Read the listing below and copy out every line that holds "lavoratori".

-----

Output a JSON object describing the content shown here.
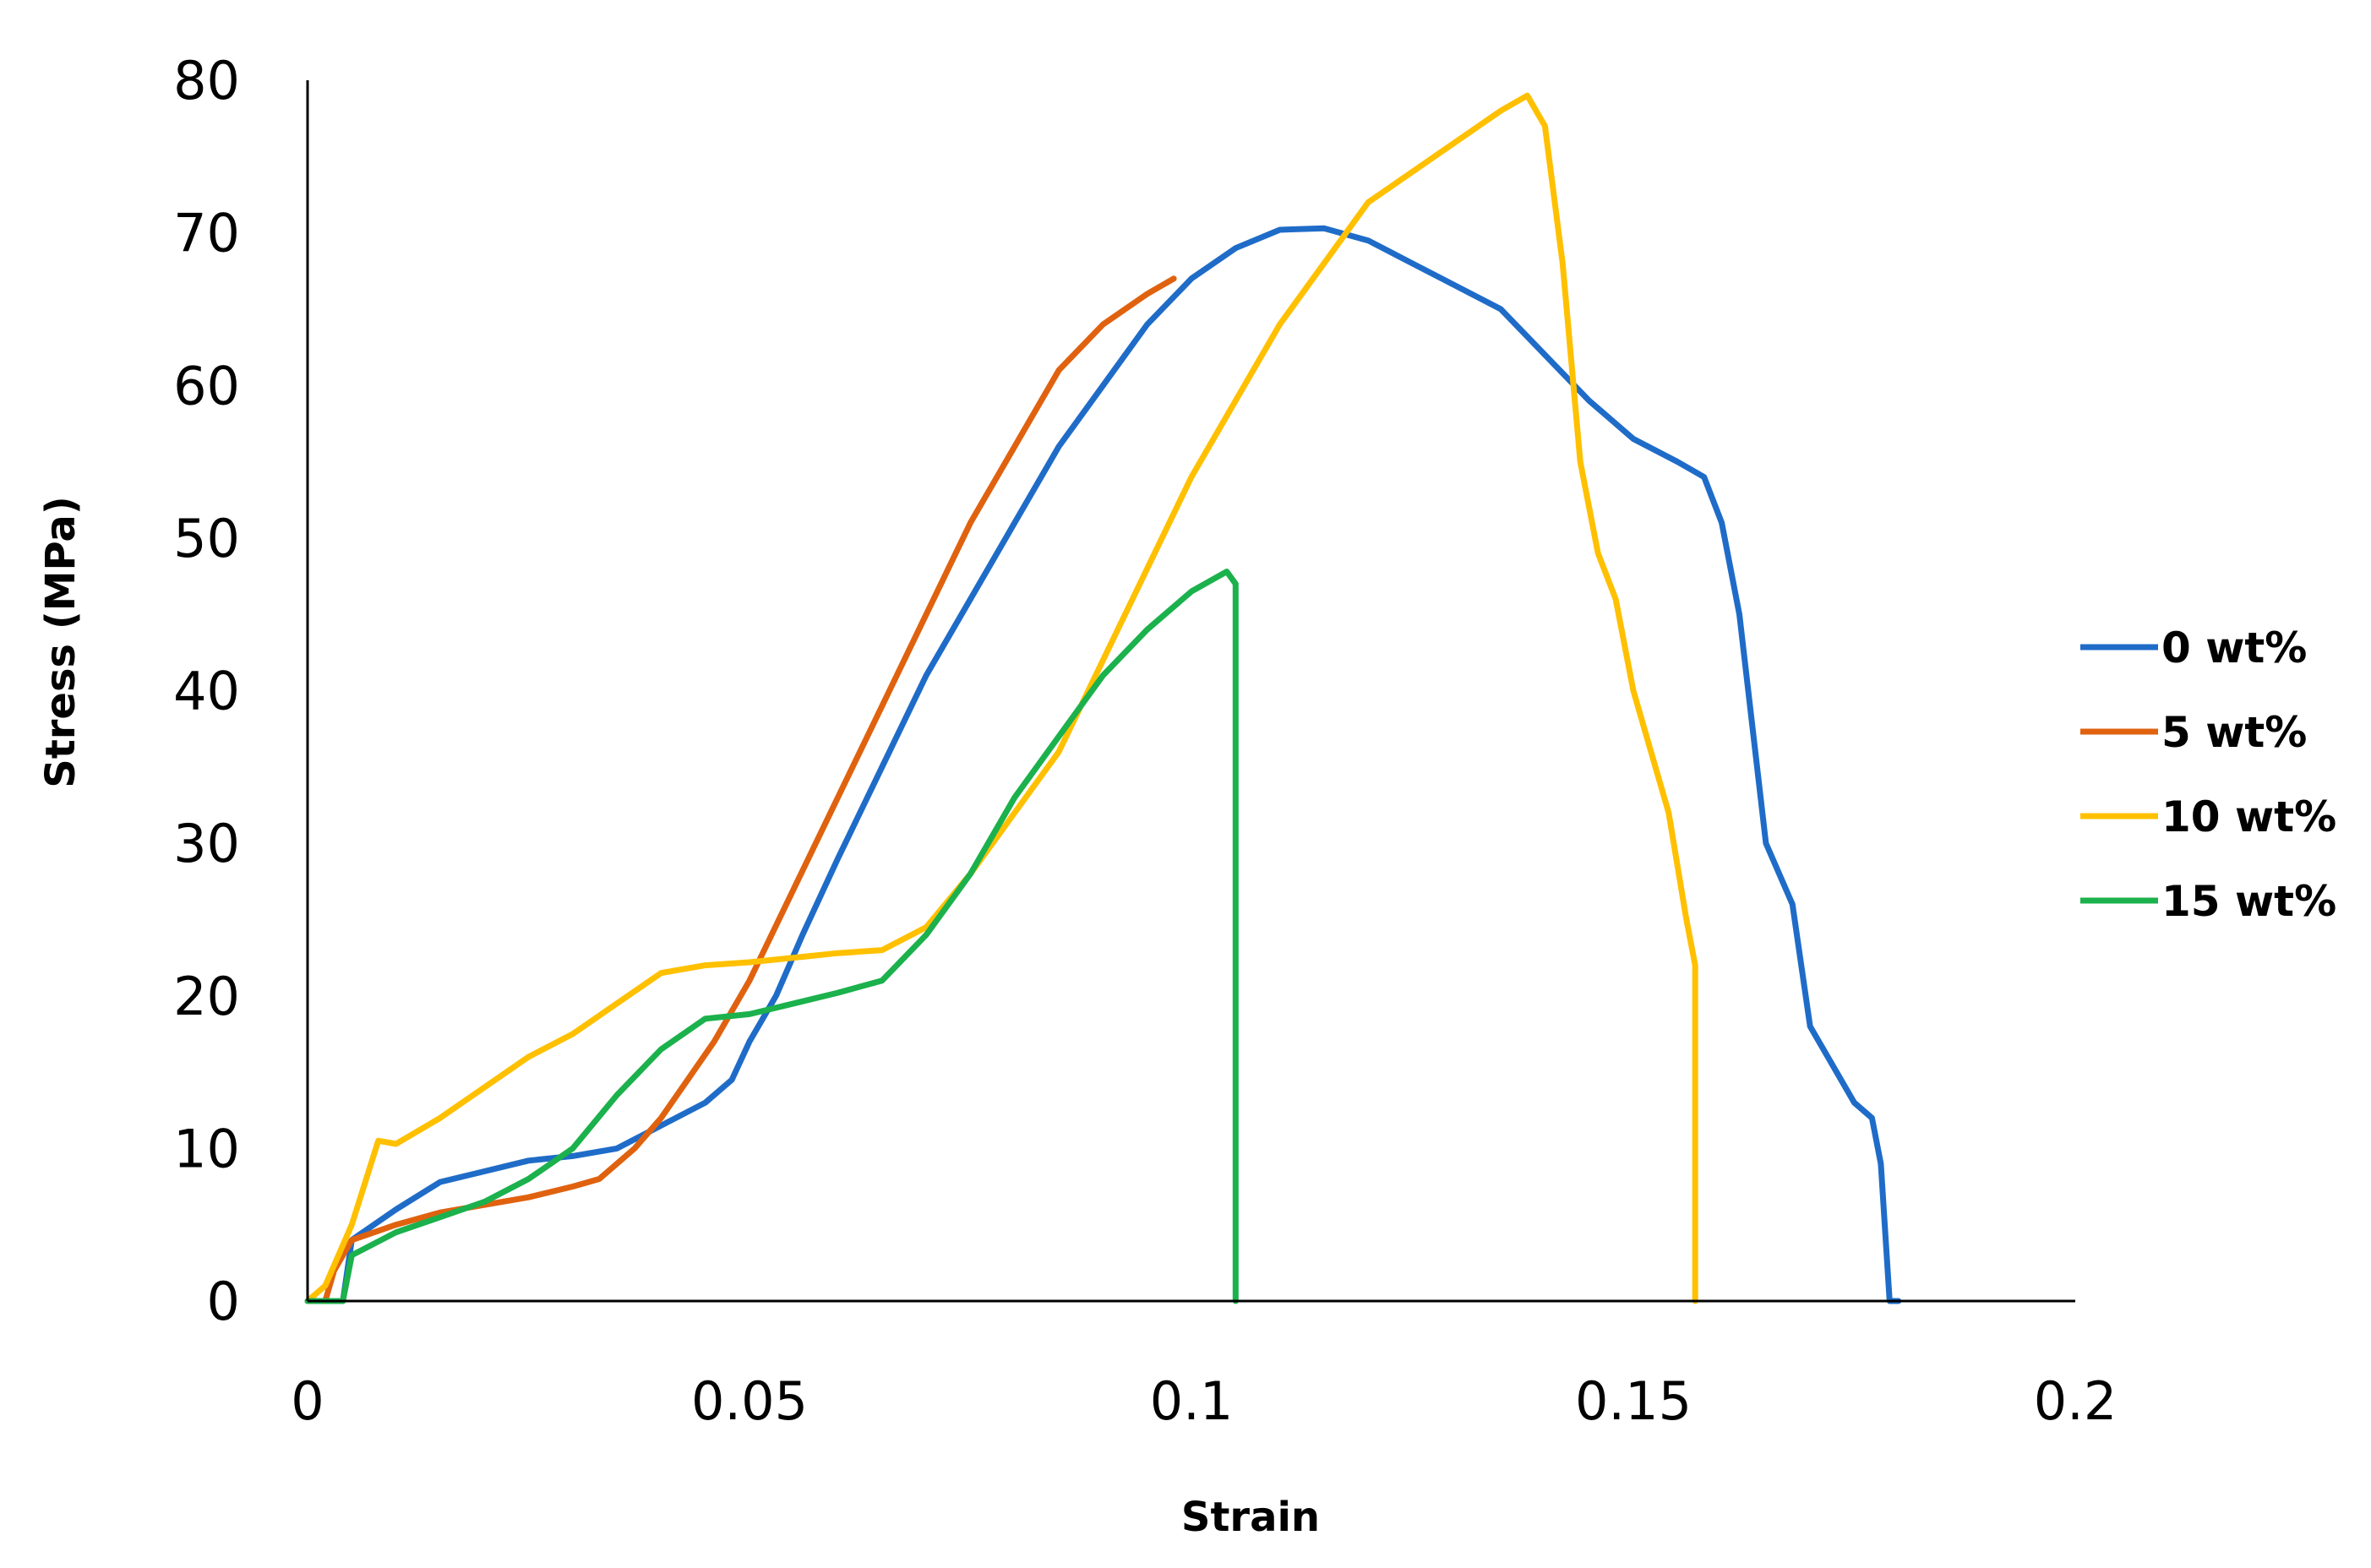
{
  "chart_data": {
    "type": "line",
    "title": "",
    "xlabel": "Strain",
    "ylabel": "Stress (MPa)",
    "xlim": [
      0,
      0.2
    ],
    "ylim": [
      0,
      80
    ],
    "x_ticks": [
      0,
      0.05,
      0.1,
      0.15,
      0.2
    ],
    "x_tick_labels": [
      "0",
      "0.05",
      "0.1",
      "0.15",
      "0.2"
    ],
    "y_ticks": [
      0,
      10,
      20,
      30,
      40,
      50,
      60,
      70,
      80
    ],
    "y_tick_labels": [
      "0",
      "10",
      "20",
      "30",
      "40",
      "50",
      "60",
      "70",
      "80"
    ],
    "grid": false,
    "legend_position": "right",
    "series": [
      {
        "name": "0 wt%",
        "color": "#1F6CC8",
        "points": [
          [
            0,
            0
          ],
          [
            0.004,
            0
          ],
          [
            0.005,
            4
          ],
          [
            0.01,
            6
          ],
          [
            0.015,
            7.8
          ],
          [
            0.02,
            8.5
          ],
          [
            0.025,
            9.2
          ],
          [
            0.03,
            9.5
          ],
          [
            0.035,
            10
          ],
          [
            0.04,
            11.5
          ],
          [
            0.045,
            13
          ],
          [
            0.048,
            14.5
          ],
          [
            0.05,
            17
          ],
          [
            0.053,
            20
          ],
          [
            0.056,
            24
          ],
          [
            0.06,
            29
          ],
          [
            0.065,
            35
          ],
          [
            0.07,
            41
          ],
          [
            0.075,
            46
          ],
          [
            0.08,
            51
          ],
          [
            0.085,
            56
          ],
          [
            0.09,
            60
          ],
          [
            0.095,
            64
          ],
          [
            0.1,
            67
          ],
          [
            0.105,
            69
          ],
          [
            0.11,
            70.2
          ],
          [
            0.115,
            70.3
          ],
          [
            0.12,
            69.5
          ],
          [
            0.125,
            68
          ],
          [
            0.13,
            66.5
          ],
          [
            0.135,
            65
          ],
          [
            0.14,
            62
          ],
          [
            0.145,
            59
          ],
          [
            0.15,
            56.5
          ],
          [
            0.155,
            55
          ],
          [
            0.158,
            54
          ],
          [
            0.16,
            51
          ],
          [
            0.162,
            45
          ],
          [
            0.165,
            30
          ],
          [
            0.168,
            26
          ],
          [
            0.17,
            18
          ],
          [
            0.175,
            13
          ],
          [
            0.177,
            12
          ],
          [
            0.178,
            9
          ],
          [
            0.179,
            0
          ],
          [
            0.18,
            0
          ]
        ]
      },
      {
        "name": "5 wt%",
        "color": "#E0620F",
        "points": [
          [
            0.002,
            0
          ],
          [
            0.003,
            2
          ],
          [
            0.005,
            4
          ],
          [
            0.01,
            5
          ],
          [
            0.015,
            5.8
          ],
          [
            0.02,
            6.3
          ],
          [
            0.025,
            6.8
          ],
          [
            0.03,
            7.5
          ],
          [
            0.033,
            8
          ],
          [
            0.037,
            10
          ],
          [
            0.04,
            12
          ],
          [
            0.043,
            14.5
          ],
          [
            0.046,
            17
          ],
          [
            0.05,
            21
          ],
          [
            0.055,
            27
          ],
          [
            0.06,
            33
          ],
          [
            0.065,
            39
          ],
          [
            0.07,
            45
          ],
          [
            0.075,
            51
          ],
          [
            0.08,
            56
          ],
          [
            0.085,
            61
          ],
          [
            0.09,
            64
          ],
          [
            0.095,
            66
          ],
          [
            0.098,
            67
          ]
        ]
      },
      {
        "name": "10 wt%",
        "color": "#FFC000",
        "points": [
          [
            0,
            0
          ],
          [
            0.002,
            1
          ],
          [
            0.005,
            5
          ],
          [
            0.008,
            10.5
          ],
          [
            0.01,
            10.3
          ],
          [
            0.015,
            12
          ],
          [
            0.02,
            14
          ],
          [
            0.025,
            16
          ],
          [
            0.03,
            17.5
          ],
          [
            0.035,
            19.5
          ],
          [
            0.04,
            21.5
          ],
          [
            0.045,
            22
          ],
          [
            0.05,
            22.2
          ],
          [
            0.055,
            22.5
          ],
          [
            0.06,
            22.8
          ],
          [
            0.065,
            23
          ],
          [
            0.07,
            24.5
          ],
          [
            0.075,
            28
          ],
          [
            0.08,
            32
          ],
          [
            0.085,
            36
          ],
          [
            0.09,
            42
          ],
          [
            0.095,
            48
          ],
          [
            0.1,
            54
          ],
          [
            0.105,
            59
          ],
          [
            0.11,
            64
          ],
          [
            0.115,
            68
          ],
          [
            0.12,
            72
          ],
          [
            0.125,
            74
          ],
          [
            0.13,
            76
          ],
          [
            0.135,
            78
          ],
          [
            0.138,
            79
          ],
          [
            0.14,
            77
          ],
          [
            0.142,
            68
          ],
          [
            0.144,
            55
          ],
          [
            0.146,
            49
          ],
          [
            0.148,
            46
          ],
          [
            0.15,
            40
          ],
          [
            0.152,
            36
          ],
          [
            0.154,
            32
          ],
          [
            0.156,
            25
          ],
          [
            0.157,
            22
          ],
          [
            0.157,
            0
          ]
        ]
      },
      {
        "name": "15 wt%",
        "color": "#1BB14C",
        "points": [
          [
            0,
            0
          ],
          [
            0.004,
            0
          ],
          [
            0.005,
            3
          ],
          [
            0.01,
            4.5
          ],
          [
            0.015,
            5.5
          ],
          [
            0.02,
            6.5
          ],
          [
            0.025,
            8
          ],
          [
            0.03,
            10
          ],
          [
            0.035,
            13.5
          ],
          [
            0.04,
            16.5
          ],
          [
            0.045,
            18.5
          ],
          [
            0.05,
            18.8
          ],
          [
            0.055,
            19.5
          ],
          [
            0.06,
            20.2
          ],
          [
            0.065,
            21
          ],
          [
            0.07,
            24
          ],
          [
            0.075,
            28
          ],
          [
            0.08,
            33
          ],
          [
            0.085,
            37
          ],
          [
            0.09,
            41
          ],
          [
            0.095,
            44
          ],
          [
            0.1,
            46.5
          ],
          [
            0.104,
            47.8
          ],
          [
            0.105,
            47
          ],
          [
            0.105,
            0
          ]
        ]
      }
    ]
  }
}
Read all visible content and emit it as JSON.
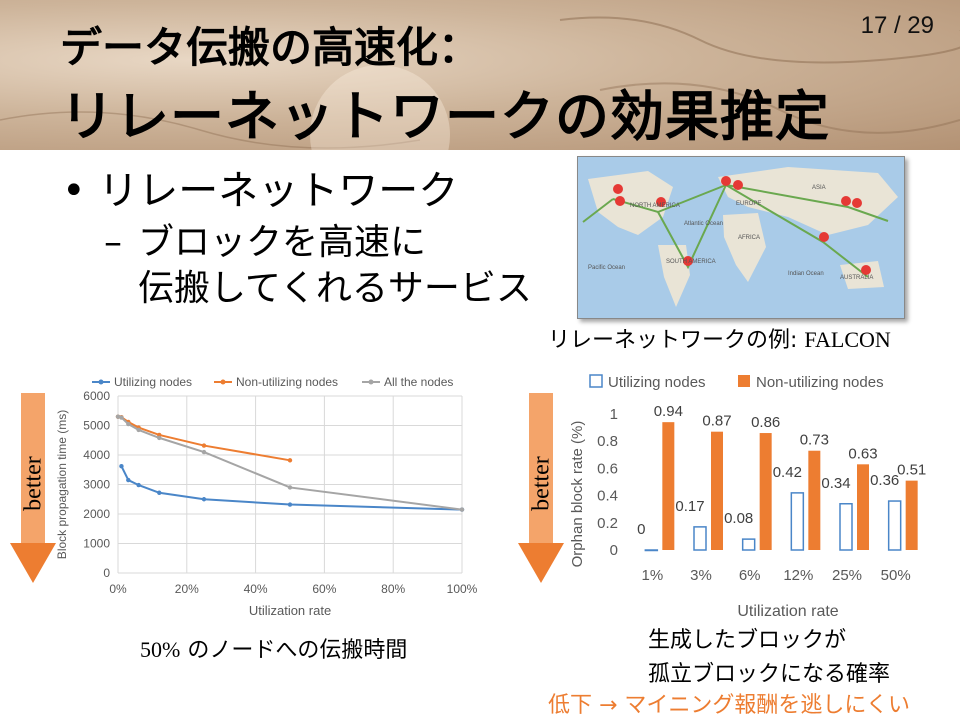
{
  "slide": {
    "page_number": "17 / 29",
    "title_line1": "データ伝搬の高速化：",
    "title_line2": "リレーネットワークの効果推定",
    "bullet": "リレーネットワーク",
    "sub_line1": "ブロックを高速に",
    "sub_line2": "伝搬してくれるサービス",
    "sub_dash": "–",
    "map_caption_jp": "リレーネットワークの例: ",
    "map_caption_name": "FALCON",
    "map_labels": {
      "asia": "ASIA",
      "north_america": "NORTH\nAMERICA",
      "europe": "EUROPE",
      "africa": "AFRICA",
      "south_america": "SOUTH\nAMERICA",
      "australia": "AUSTRALIA",
      "atlantic": "Atlantic\nOcean",
      "pacific": "Pacific\nOcean",
      "indian": "Indian\nOcean"
    },
    "better_label": "better",
    "caption_left_num": "50%",
    "caption_left_rest": " のノードへの伝搬時間",
    "caption_right_line1": "生成したブロックが",
    "caption_right_line2": "孤立ブロックになる確率",
    "footnote": "低下 → マイニング報酬を逃しにくい",
    "colors": {
      "blue": "#4a86c8",
      "orange": "#ed7d31",
      "gray": "#a5a5a5",
      "arrow": "#f4a46a"
    }
  },
  "chart_data": [
    {
      "type": "line",
      "xlabel": "Utilization rate",
      "ylabel": "Block propagation time (ms)",
      "xlim": [
        0,
        100
      ],
      "ylim": [
        0,
        6000
      ],
      "x_ticks": [
        "0%",
        "20%",
        "40%",
        "60%",
        "80%",
        "100%"
      ],
      "y_ticks": [
        "0",
        "1000",
        "2000",
        "3000",
        "4000",
        "5000",
        "6000"
      ],
      "grid": true,
      "legend": "top",
      "series": [
        {
          "name": "Utilizing nodes",
          "color": "#4a86c8",
          "x": [
            1,
            3,
            6,
            12,
            25,
            50,
            100
          ],
          "y": [
            3620,
            3150,
            2980,
            2720,
            2500,
            2320,
            2150
          ]
        },
        {
          "name": "Non-utilizing nodes",
          "color": "#ed7d31",
          "x": [
            0,
            1,
            3,
            6,
            12,
            25,
            50
          ],
          "y": [
            5300,
            5280,
            5120,
            4930,
            4680,
            4320,
            3820
          ]
        },
        {
          "name": "All the nodes",
          "color": "#a5a5a5",
          "x": [
            0,
            1,
            3,
            6,
            12,
            25,
            50,
            100
          ],
          "y": [
            5300,
            5270,
            5050,
            4850,
            4580,
            4100,
            2900,
            2150
          ]
        }
      ]
    },
    {
      "type": "bar",
      "xlabel": "Utilization rate",
      "ylabel": "Orphan block rate (%)",
      "ylim": [
        0,
        1
      ],
      "y_ticks": [
        "0",
        "0.2",
        "0.4",
        "0.6",
        "0.8",
        "1"
      ],
      "grid": false,
      "legend": "top",
      "categories": [
        "1%",
        "3%",
        "6%",
        "12%",
        "25%",
        "50%"
      ],
      "series": [
        {
          "name": "Utilizing nodes",
          "color": "#4a86c8",
          "values": [
            0,
            0.17,
            0.08,
            0.42,
            0.34,
            0.36
          ],
          "labels": [
            "0",
            "0.17",
            "0.08",
            "0.42",
            "0.34",
            "0.36"
          ]
        },
        {
          "name": "Non-utilizing nodes",
          "color": "#ed7d31",
          "values": [
            0.94,
            0.87,
            0.86,
            0.73,
            0.63,
            0.51
          ],
          "labels": [
            "0.94",
            "0.87",
            "0.86",
            "0.73",
            "0.63",
            "0.51"
          ]
        }
      ]
    }
  ]
}
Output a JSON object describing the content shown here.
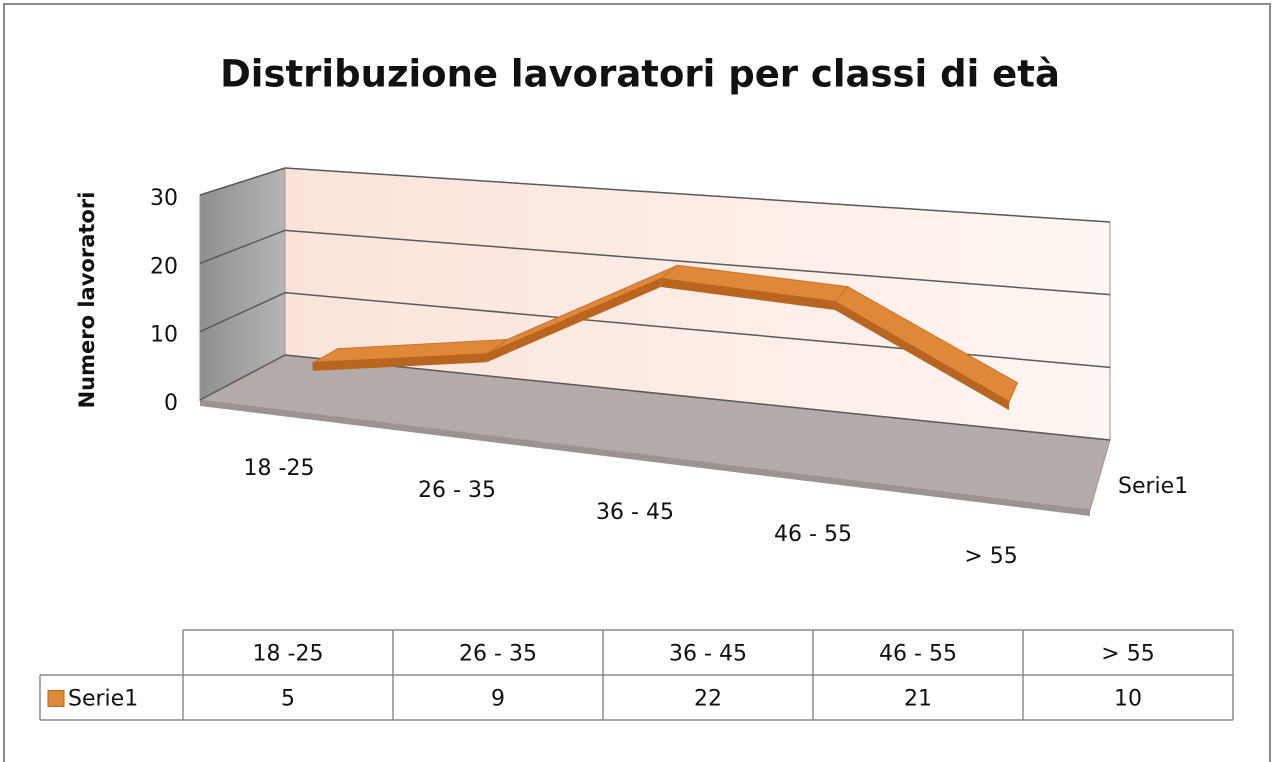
{
  "chart_data": {
    "type": "line",
    "title": "Distribuzione lavoratori per classi di età",
    "y_axis_label": "Numero lavoratori",
    "categories": [
      "18 -25",
      "26 - 35",
      "36 - 45",
      "46 - 55",
      "> 55"
    ],
    "series": [
      {
        "name": "Serie1",
        "color": "#e0883a",
        "values": [
          5,
          9,
          22,
          21,
          10
        ]
      }
    ],
    "ylim": [
      0,
      30
    ],
    "yticks": [
      0,
      10,
      20,
      30
    ],
    "grid": true,
    "data_table": true
  }
}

-----

◆ Result of the task:
    "title": "Distribuzione lavoratori per classi di età",
    "y_axis_label": "Numero lavoratori",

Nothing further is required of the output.